* _Your objective_
Please return every line in the following data that includes the string "axis".

* _Data shown_
Segment Open
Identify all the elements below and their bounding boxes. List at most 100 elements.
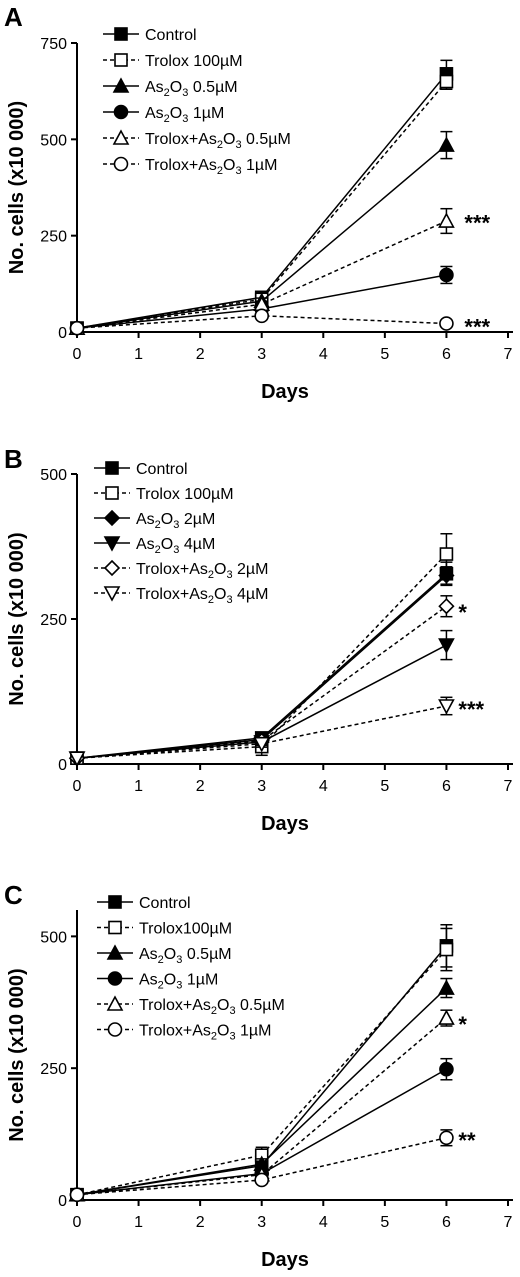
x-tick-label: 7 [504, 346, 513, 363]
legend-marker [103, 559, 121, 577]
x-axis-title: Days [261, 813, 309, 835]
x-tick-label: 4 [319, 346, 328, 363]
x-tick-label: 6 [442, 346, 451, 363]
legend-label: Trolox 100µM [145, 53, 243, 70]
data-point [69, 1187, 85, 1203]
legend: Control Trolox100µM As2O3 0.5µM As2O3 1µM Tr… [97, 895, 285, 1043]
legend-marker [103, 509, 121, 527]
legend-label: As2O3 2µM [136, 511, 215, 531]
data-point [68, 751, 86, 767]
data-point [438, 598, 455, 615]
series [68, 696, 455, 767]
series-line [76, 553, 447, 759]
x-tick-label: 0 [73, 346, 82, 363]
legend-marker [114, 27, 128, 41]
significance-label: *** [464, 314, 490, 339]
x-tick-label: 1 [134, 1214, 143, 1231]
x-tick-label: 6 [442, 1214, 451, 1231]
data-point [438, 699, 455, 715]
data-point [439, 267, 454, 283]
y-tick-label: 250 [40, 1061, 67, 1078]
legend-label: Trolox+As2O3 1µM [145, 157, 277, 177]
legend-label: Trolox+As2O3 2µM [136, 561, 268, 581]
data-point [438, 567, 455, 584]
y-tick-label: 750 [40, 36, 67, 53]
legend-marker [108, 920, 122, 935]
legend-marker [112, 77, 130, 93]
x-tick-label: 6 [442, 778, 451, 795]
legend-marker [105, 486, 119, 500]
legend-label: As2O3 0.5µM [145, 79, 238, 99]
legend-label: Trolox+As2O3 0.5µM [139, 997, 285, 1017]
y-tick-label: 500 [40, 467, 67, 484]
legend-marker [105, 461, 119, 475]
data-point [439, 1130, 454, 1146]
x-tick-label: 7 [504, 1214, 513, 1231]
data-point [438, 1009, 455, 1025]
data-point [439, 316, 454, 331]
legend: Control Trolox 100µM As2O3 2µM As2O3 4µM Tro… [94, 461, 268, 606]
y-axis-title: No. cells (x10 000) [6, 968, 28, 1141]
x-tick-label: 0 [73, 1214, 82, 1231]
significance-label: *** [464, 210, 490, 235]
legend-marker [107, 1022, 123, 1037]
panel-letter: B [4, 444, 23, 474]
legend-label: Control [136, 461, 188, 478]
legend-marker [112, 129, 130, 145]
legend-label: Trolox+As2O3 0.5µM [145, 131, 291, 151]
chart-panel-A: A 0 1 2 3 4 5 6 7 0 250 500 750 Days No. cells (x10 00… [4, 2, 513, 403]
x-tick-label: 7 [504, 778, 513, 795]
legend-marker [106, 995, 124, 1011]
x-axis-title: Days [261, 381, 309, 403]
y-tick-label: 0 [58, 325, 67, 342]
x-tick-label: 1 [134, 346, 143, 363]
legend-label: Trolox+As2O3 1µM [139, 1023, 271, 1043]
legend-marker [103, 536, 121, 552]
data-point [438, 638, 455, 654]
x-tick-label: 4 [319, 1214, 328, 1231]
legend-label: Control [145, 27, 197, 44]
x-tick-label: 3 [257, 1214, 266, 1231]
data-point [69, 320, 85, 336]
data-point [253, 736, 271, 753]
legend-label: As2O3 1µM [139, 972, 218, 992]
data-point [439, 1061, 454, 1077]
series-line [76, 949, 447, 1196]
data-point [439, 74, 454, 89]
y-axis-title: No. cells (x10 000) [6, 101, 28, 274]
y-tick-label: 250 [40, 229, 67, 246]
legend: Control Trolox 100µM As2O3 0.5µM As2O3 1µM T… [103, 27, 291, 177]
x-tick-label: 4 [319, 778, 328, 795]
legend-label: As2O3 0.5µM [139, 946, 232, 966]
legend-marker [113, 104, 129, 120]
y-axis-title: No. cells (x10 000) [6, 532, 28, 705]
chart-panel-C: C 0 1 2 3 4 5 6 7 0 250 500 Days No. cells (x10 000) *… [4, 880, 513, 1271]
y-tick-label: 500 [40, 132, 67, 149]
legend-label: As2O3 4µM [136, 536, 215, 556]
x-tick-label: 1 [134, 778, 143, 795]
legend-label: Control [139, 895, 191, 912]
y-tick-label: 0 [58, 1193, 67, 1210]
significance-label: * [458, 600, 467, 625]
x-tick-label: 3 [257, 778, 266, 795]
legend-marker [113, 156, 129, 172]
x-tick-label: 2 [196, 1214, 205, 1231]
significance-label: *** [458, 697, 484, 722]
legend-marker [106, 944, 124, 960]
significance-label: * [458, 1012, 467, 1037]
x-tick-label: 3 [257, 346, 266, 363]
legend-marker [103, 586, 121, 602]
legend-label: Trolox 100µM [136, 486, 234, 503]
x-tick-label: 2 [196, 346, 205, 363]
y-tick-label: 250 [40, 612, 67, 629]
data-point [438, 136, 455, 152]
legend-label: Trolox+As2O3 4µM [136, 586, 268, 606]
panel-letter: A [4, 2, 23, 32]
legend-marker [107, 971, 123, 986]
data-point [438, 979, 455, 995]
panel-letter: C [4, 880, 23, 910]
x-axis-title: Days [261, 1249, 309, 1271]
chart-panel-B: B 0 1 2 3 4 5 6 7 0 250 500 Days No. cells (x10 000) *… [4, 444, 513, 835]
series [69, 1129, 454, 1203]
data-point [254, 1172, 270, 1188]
Segment Closed
Segment Open
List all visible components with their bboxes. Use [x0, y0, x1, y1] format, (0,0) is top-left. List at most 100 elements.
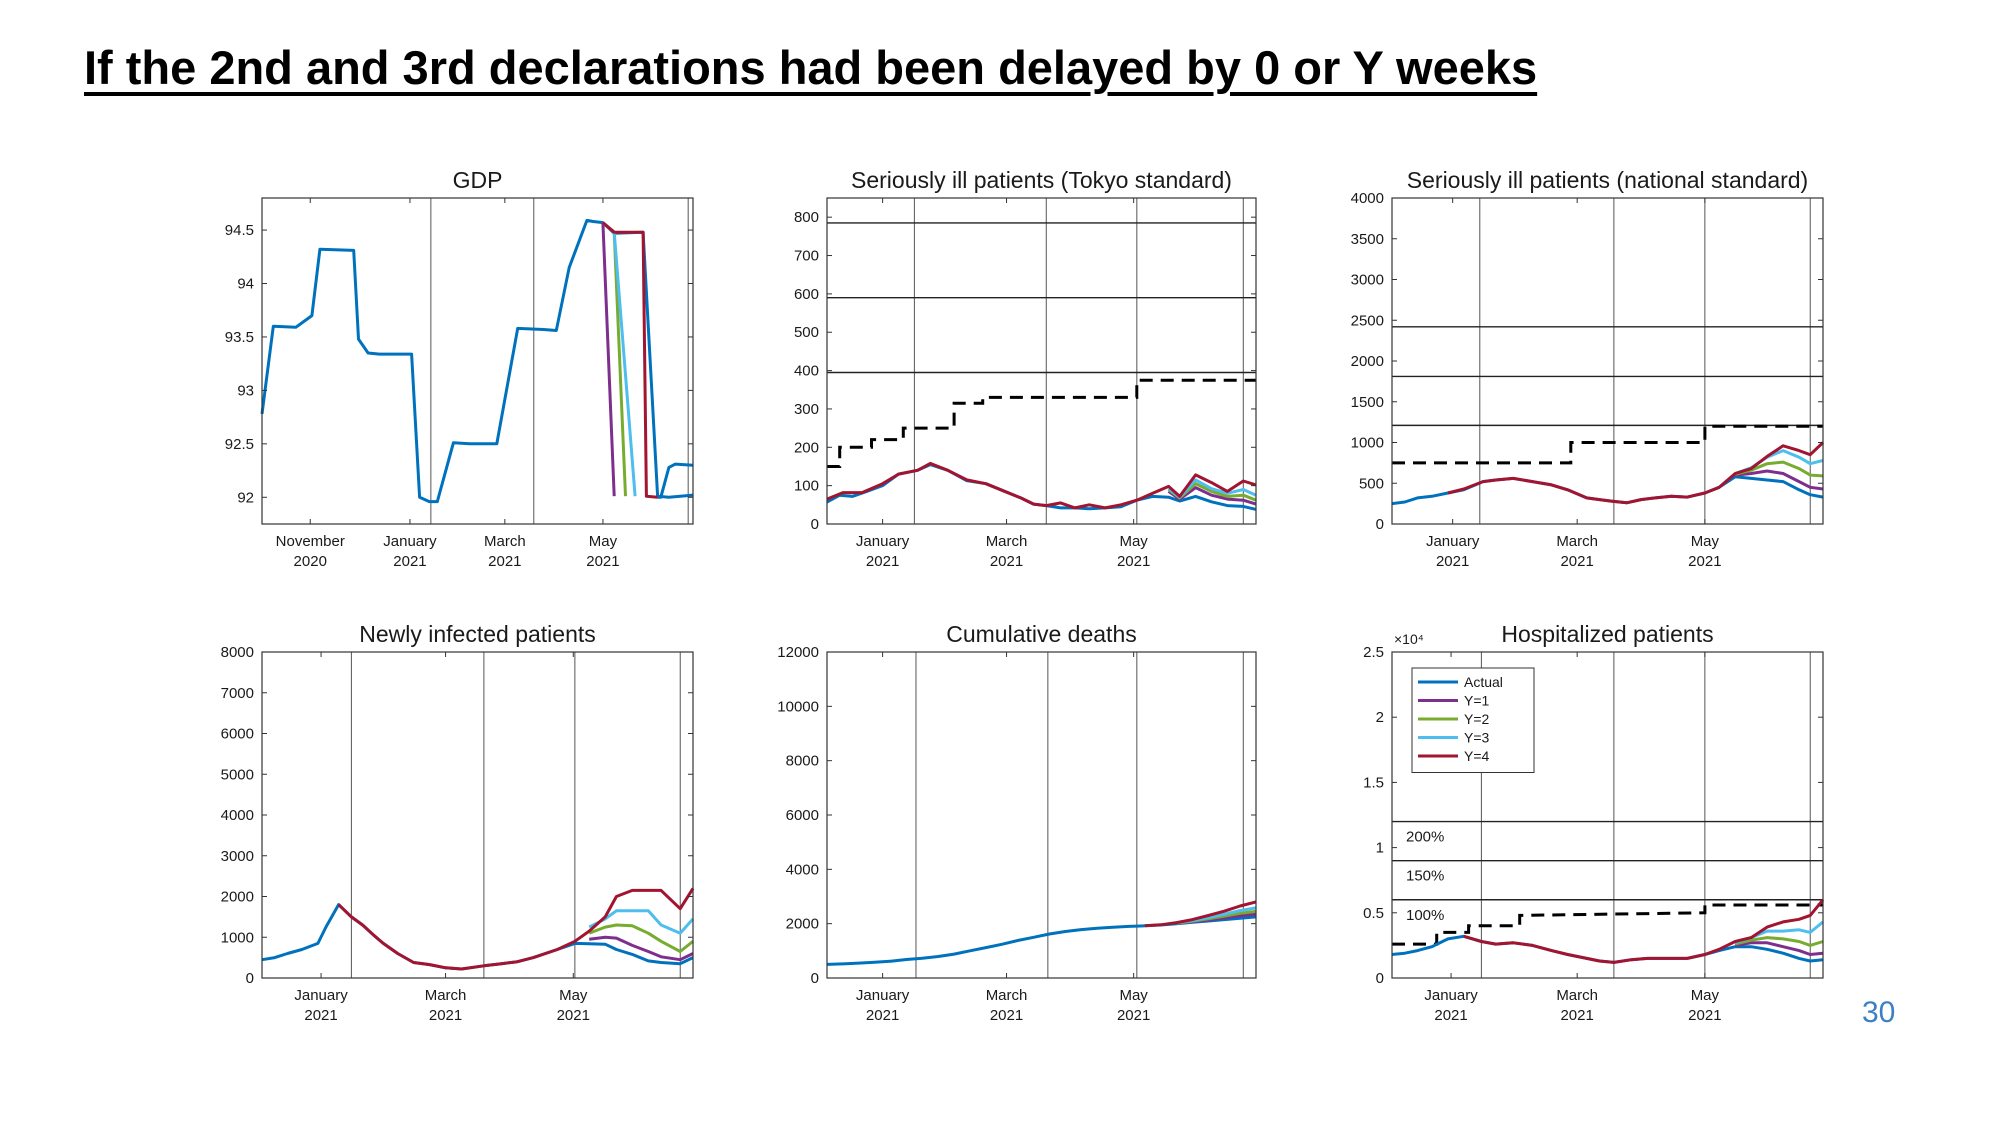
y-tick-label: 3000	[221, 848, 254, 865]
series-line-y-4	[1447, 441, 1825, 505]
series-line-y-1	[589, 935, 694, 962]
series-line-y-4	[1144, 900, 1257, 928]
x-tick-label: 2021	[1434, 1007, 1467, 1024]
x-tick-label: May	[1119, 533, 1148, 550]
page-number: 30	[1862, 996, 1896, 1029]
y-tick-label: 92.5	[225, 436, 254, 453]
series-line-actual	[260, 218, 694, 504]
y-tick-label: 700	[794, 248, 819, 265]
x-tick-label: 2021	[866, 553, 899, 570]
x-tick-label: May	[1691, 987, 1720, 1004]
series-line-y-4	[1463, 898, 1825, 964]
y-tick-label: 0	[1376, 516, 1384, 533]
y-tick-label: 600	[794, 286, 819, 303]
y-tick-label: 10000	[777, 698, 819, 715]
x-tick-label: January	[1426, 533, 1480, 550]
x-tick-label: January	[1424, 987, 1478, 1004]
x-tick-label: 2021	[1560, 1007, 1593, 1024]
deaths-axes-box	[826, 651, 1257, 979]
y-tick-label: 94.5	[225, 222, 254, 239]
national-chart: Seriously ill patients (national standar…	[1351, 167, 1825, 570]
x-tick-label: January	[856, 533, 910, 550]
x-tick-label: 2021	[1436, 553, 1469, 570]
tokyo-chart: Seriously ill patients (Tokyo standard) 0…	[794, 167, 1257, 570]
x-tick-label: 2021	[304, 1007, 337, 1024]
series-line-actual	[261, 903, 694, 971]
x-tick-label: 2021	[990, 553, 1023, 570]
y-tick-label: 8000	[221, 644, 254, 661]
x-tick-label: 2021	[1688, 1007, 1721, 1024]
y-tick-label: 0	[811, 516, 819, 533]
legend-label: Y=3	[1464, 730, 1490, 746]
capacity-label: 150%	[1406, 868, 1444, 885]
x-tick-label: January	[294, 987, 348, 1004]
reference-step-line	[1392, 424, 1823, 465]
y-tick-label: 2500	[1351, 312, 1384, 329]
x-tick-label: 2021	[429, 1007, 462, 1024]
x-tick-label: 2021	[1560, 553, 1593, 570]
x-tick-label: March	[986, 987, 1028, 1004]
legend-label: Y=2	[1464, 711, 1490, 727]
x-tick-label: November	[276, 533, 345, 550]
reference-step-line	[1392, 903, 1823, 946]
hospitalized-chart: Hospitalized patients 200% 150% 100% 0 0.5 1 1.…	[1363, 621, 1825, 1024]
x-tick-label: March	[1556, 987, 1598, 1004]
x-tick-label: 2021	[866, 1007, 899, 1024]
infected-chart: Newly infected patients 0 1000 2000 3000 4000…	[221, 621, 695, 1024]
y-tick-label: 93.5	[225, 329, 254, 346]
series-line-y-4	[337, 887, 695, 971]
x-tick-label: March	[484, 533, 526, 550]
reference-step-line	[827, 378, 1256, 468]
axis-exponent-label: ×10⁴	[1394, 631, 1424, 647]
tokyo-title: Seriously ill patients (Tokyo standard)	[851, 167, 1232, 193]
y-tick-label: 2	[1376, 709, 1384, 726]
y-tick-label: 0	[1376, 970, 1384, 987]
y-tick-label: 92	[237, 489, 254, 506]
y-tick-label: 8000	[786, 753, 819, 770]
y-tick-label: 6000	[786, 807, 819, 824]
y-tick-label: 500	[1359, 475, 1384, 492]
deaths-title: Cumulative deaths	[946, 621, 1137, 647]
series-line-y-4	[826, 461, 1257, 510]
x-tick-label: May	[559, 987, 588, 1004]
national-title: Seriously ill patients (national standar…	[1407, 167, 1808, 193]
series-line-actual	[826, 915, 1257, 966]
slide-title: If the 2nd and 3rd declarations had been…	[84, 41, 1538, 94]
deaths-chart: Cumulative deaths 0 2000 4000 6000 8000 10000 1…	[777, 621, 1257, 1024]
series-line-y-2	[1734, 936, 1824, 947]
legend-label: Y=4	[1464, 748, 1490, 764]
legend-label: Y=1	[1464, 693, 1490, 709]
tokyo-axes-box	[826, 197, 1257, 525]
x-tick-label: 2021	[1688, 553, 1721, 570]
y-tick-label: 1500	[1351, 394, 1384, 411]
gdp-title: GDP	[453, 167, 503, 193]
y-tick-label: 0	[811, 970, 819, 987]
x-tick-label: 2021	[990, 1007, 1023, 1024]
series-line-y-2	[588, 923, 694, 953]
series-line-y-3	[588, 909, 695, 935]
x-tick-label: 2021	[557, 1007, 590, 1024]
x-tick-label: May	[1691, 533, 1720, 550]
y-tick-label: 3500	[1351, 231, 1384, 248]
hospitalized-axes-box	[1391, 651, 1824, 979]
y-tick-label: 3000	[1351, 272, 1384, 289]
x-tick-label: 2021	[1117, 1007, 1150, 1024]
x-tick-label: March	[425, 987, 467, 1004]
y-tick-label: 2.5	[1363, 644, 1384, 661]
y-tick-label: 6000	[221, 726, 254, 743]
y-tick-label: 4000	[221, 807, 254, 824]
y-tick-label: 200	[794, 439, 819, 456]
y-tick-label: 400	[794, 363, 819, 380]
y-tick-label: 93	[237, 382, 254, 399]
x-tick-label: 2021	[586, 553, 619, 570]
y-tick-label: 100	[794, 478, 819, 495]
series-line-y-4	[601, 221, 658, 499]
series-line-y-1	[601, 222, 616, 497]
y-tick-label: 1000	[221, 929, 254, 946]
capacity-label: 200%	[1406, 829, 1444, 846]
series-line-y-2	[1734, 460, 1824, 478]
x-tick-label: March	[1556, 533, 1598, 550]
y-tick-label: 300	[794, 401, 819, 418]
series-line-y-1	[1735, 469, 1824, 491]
Segment Closed
* _Response to this task_
x-axis-title: Days [261, 813, 309, 835]
y-axis-title: No. cells (x10 000) [6, 968, 28, 1141]
x-axis-title: Days [261, 381, 309, 403]
y-axis-title: No. cells (x10 000) [6, 101, 28, 274]
y-axis-title: No. cells (x10 000) [6, 532, 28, 705]
x-axis-title: Days [261, 1249, 309, 1271]
axis-exponent-label: ×10⁴	[1394, 631, 1424, 647]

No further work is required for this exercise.